[begin Records supplied]
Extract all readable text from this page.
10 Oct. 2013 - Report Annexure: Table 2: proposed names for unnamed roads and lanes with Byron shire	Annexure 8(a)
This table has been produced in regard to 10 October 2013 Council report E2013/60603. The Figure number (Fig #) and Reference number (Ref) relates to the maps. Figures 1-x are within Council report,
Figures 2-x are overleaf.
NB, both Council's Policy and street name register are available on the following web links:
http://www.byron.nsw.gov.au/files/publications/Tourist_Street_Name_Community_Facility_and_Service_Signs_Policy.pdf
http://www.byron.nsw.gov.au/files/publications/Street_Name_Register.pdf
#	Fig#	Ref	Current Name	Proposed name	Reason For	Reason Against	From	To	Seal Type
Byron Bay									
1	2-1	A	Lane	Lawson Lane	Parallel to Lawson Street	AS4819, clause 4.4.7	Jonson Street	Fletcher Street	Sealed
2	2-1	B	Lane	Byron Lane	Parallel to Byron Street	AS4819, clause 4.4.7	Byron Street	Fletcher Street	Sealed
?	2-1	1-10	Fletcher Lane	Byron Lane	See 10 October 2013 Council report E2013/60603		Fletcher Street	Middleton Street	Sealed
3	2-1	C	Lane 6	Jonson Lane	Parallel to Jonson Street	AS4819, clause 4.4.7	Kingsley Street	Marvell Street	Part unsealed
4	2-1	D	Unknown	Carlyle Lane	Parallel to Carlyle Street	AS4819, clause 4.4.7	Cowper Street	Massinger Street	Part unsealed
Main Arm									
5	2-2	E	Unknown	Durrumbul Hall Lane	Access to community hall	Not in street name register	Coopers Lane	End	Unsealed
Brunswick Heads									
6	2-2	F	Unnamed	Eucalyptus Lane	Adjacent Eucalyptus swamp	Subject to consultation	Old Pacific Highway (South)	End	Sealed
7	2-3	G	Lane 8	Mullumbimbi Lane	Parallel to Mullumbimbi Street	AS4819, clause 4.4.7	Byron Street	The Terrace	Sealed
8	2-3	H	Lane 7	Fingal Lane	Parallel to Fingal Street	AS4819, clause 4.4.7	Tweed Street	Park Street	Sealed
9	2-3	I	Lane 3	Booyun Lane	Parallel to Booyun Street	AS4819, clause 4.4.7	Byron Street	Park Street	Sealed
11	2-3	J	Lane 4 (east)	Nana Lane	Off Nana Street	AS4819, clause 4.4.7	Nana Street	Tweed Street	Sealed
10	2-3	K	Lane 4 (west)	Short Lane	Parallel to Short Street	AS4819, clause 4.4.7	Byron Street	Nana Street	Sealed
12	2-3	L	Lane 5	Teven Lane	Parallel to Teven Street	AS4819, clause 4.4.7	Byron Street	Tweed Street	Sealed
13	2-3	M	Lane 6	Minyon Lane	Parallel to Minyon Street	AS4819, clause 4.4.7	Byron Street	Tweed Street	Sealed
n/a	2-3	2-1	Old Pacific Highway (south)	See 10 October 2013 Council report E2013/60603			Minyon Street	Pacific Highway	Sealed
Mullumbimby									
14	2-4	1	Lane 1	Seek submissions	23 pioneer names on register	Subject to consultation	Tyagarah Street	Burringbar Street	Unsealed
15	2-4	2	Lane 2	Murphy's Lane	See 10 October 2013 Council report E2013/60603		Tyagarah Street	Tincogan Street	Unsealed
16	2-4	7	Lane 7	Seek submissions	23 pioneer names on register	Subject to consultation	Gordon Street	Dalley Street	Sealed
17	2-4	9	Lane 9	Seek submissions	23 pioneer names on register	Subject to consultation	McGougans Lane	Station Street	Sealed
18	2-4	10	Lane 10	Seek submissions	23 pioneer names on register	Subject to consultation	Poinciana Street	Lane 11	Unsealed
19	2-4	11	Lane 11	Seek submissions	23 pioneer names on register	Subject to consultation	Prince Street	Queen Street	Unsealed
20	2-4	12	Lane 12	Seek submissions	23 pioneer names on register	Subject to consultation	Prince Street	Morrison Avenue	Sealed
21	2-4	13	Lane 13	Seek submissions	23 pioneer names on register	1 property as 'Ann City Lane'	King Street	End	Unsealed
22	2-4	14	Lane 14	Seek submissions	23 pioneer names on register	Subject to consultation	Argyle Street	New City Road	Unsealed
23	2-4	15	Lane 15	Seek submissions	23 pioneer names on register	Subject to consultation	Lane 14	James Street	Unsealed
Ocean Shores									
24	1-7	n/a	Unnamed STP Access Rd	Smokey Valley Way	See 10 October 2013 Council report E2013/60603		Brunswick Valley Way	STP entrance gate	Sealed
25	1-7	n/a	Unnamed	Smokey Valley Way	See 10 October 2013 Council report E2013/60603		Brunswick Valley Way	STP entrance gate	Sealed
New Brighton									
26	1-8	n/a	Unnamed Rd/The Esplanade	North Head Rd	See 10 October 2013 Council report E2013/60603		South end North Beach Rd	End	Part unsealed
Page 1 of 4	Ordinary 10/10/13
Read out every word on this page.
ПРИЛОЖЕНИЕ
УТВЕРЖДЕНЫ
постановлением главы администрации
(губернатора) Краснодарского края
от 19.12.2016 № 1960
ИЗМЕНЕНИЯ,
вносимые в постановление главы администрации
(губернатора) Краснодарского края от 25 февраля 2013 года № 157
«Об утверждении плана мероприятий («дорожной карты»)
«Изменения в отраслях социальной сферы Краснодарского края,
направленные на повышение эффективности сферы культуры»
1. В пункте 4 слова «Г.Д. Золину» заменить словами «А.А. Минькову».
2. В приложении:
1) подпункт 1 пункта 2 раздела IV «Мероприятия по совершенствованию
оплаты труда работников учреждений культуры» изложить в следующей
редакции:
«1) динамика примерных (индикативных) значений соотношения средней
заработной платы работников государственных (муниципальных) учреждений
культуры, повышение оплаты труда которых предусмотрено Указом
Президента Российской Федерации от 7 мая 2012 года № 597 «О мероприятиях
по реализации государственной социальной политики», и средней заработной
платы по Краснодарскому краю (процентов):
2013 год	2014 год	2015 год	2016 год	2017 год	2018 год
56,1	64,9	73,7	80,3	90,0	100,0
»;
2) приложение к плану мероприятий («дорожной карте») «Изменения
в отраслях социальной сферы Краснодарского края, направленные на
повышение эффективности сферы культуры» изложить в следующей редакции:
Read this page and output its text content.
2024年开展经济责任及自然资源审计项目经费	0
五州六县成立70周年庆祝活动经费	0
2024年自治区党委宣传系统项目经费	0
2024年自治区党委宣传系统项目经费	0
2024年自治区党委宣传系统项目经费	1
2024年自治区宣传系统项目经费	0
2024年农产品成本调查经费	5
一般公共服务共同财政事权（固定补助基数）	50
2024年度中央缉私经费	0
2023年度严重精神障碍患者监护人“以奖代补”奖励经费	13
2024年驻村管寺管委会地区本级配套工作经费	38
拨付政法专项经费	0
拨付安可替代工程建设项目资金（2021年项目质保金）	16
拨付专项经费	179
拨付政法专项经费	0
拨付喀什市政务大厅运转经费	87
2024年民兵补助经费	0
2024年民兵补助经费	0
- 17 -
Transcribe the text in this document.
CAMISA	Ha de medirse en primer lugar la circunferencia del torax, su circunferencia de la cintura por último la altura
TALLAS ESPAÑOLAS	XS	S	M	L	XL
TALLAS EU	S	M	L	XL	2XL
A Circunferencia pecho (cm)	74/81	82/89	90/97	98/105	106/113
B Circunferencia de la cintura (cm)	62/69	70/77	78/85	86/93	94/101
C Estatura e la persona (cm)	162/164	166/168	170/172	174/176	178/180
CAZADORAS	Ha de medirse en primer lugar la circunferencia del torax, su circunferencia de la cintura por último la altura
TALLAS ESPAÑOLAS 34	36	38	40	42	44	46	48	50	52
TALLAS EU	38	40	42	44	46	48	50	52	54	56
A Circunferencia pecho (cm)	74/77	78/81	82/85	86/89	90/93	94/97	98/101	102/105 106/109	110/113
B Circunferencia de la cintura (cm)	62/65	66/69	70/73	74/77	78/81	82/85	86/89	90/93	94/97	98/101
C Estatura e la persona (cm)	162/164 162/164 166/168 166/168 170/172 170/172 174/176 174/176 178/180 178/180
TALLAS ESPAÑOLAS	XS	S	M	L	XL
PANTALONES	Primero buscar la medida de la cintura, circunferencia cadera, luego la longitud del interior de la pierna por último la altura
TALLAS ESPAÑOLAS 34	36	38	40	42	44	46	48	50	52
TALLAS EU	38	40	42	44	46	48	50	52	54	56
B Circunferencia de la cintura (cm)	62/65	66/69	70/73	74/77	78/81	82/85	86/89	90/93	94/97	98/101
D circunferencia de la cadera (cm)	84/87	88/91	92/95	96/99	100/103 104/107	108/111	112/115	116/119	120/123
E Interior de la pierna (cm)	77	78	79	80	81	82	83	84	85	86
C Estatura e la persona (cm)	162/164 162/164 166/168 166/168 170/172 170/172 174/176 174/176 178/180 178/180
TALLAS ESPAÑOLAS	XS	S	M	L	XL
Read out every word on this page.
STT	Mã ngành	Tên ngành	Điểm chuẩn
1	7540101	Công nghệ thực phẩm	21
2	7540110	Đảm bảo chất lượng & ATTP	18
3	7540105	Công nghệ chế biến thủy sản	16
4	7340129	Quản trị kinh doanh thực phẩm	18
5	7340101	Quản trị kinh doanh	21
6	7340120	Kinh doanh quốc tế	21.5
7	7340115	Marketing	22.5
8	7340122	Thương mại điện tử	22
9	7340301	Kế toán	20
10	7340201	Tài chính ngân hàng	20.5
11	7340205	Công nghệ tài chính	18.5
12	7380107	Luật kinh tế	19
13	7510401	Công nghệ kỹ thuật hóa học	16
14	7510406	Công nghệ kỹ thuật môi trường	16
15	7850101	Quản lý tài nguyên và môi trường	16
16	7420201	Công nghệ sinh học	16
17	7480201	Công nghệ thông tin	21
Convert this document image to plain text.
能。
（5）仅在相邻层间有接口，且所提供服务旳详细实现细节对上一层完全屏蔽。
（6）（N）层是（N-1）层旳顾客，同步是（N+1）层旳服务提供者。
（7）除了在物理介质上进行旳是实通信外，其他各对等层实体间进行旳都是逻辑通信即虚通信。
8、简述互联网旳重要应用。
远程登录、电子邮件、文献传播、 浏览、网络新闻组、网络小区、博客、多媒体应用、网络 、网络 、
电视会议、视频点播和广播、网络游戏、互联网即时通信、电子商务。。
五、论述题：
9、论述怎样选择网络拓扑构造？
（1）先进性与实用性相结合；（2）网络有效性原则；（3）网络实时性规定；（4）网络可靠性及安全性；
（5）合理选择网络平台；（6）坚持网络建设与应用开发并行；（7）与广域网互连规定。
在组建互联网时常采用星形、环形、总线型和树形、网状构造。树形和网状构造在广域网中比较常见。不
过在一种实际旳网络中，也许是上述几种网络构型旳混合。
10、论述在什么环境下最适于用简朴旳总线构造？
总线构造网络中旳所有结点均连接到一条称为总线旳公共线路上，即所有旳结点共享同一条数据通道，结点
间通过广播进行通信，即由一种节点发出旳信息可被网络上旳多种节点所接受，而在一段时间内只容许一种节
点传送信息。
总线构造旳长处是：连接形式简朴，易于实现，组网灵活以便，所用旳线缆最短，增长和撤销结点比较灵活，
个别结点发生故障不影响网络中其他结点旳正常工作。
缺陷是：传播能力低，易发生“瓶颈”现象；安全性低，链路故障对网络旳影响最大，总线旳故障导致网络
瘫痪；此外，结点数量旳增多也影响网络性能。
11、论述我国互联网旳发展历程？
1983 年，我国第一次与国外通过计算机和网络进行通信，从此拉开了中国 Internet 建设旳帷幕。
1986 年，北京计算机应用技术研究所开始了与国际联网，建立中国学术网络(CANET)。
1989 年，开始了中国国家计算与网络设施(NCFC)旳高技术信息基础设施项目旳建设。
[end Records supplied]
→ **Problem statement**: Give the number of lines that hold the word "cadera" in these records, with nothing added.

→ **Reply**: 2